■ Goal:
Restate the records in their entirety, word for word.

■ Dataset excerpts:
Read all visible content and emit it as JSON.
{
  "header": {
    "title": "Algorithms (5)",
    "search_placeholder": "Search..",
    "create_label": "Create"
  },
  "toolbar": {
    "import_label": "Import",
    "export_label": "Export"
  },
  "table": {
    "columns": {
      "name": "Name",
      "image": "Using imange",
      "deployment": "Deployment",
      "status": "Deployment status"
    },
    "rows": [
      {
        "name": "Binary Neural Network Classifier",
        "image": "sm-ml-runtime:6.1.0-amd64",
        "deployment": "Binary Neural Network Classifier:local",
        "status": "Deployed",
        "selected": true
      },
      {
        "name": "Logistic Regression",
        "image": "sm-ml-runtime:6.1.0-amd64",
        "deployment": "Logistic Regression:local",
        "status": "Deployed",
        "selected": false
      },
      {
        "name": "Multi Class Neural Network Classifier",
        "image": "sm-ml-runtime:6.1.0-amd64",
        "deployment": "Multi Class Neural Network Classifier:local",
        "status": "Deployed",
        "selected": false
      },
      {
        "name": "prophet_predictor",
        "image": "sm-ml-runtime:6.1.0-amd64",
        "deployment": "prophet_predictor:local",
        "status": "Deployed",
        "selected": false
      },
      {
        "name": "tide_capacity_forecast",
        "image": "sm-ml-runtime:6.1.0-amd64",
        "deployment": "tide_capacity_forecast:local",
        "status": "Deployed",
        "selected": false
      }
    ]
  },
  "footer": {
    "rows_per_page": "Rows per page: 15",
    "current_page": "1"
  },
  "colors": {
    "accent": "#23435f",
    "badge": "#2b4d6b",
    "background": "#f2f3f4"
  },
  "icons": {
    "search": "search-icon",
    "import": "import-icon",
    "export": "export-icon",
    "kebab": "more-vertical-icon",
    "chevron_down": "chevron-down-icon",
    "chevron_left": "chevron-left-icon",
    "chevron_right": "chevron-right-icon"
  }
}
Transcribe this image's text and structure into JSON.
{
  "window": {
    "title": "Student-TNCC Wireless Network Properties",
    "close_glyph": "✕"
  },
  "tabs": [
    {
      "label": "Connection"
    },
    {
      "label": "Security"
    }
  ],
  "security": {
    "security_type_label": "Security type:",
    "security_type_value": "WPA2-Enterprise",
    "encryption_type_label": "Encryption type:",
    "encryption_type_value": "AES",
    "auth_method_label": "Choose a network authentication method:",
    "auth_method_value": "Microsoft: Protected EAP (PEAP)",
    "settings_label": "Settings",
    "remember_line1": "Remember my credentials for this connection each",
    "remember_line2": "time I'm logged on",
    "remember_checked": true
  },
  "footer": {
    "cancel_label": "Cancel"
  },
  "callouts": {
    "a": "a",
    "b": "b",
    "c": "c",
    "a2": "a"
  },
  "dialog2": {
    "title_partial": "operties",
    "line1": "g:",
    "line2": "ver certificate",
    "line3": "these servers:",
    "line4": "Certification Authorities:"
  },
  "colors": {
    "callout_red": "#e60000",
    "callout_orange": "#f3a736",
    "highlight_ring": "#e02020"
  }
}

■ Full response:
Read all visible content and emit it as JSON.
{
  "header": {
    "title": "Algorithms (5)",
    "search_placeholder": "Search..",
    "create_label": "Create"
  },
  "toolbar": {
    "import_label": "Import",
    "export_label": "Export"
  },
  "table": {
    "columns": {
      "name": "Name",
      "image": "Using imange",
      "deployment": "Deployment",
      "status": "Deployment status"
    },
    "rows": [
      {
        "name": "Binary Neural Network Classifier",
        "image": "sm-ml-runtime:6.1.0-amd64",
        "deployment": "Binary Neural Network Classifier:local",
        "status": "Deployed",
        "selected": true
      },
      {
        "name": "Logistic Regression",
        "image": "sm-ml-runtime:6.1.0-amd64",
        "deployment": "Logistic Regression:local",
        "status": "Deployed",
        "selected": false
      },
      {
        "name": "Multi Class Neural Network Classifier",
        "image": "sm-ml-runtime:6.1.0-amd64",
        "deployment": "Multi Class Neural Network Classifier:local",
        "status": "Deployed",
        "selected": false
      },
      {
        "name": "prophet_predictor",
        "image": "sm-ml-runtime:6.1.0-amd64",
        "deployment": "prophet_predictor:local",
        "status": "Deployed",
        "selected": false
      },
      {
        "name": "tide_capacity_forecast",
        "image": "sm-ml-runtime:6.1.0-amd64",
        "deployment": "tide_capacity_forecast:local",
        "status": "Deployed",
        "selected": false
      }
    ]
  },
  "footer": {
    "rows_per_page": "Rows per page: 15",
    "current_page": "1"
  },
  "colors": {
    "accent": "#23435f",
    "badge": "#2b4d6b",
    "background": "#f2f3f4"
  },
  "icons": {
    "search": "search-icon",
    "import": "import-icon",
    "export": "export-icon",
    "kebab": "more-vertical-icon",
    "chevron_down": "chevron-down-icon",
    "chevron_left": "chevron-left-icon",
    "chevron_right": "chevron-right-icon"
  }
}
Transcribe this image's text and structure into JSON.
{
  "window": {
    "title": "Student-TNCC Wireless Network Properties",
    "close_glyph": "✕"
  },
  "tabs": [
    {
      "label": "Connection"
    },
    {
      "label": "Security"
    }
  ],
  "security": {
    "security_type_label": "Security type:",
    "security_type_value": "WPA2-Enterprise",
    "encryption_type_label": "Encryption type:",
    "encryption_type_value": "AES",
    "auth_method_label": "Choose a network authentication method:",
    "auth_method_value": "Microsoft: Protected EAP (PEAP)",
    "settings_label": "Settings",
    "remember_line1": "Remember my credentials for this connection each",
    "remember_line2": "time I'm logged on",
    "remember_checked": true
  },
  "footer": {
    "cancel_label": "Cancel"
  },
  "callouts": {
    "a": "a",
    "b": "b",
    "c": "c",
    "a2": "a"
  },
  "dialog2": {
    "title_partial": "operties",
    "line1": "g:",
    "line2": "ver certificate",
    "line3": "these servers:",
    "line4": "Certification Authorities:"
  },
  "colors": {
    "callout_red": "#e60000",
    "callout_orange": "#f3a736",
    "highlight_ring": "#e02020"
  }
}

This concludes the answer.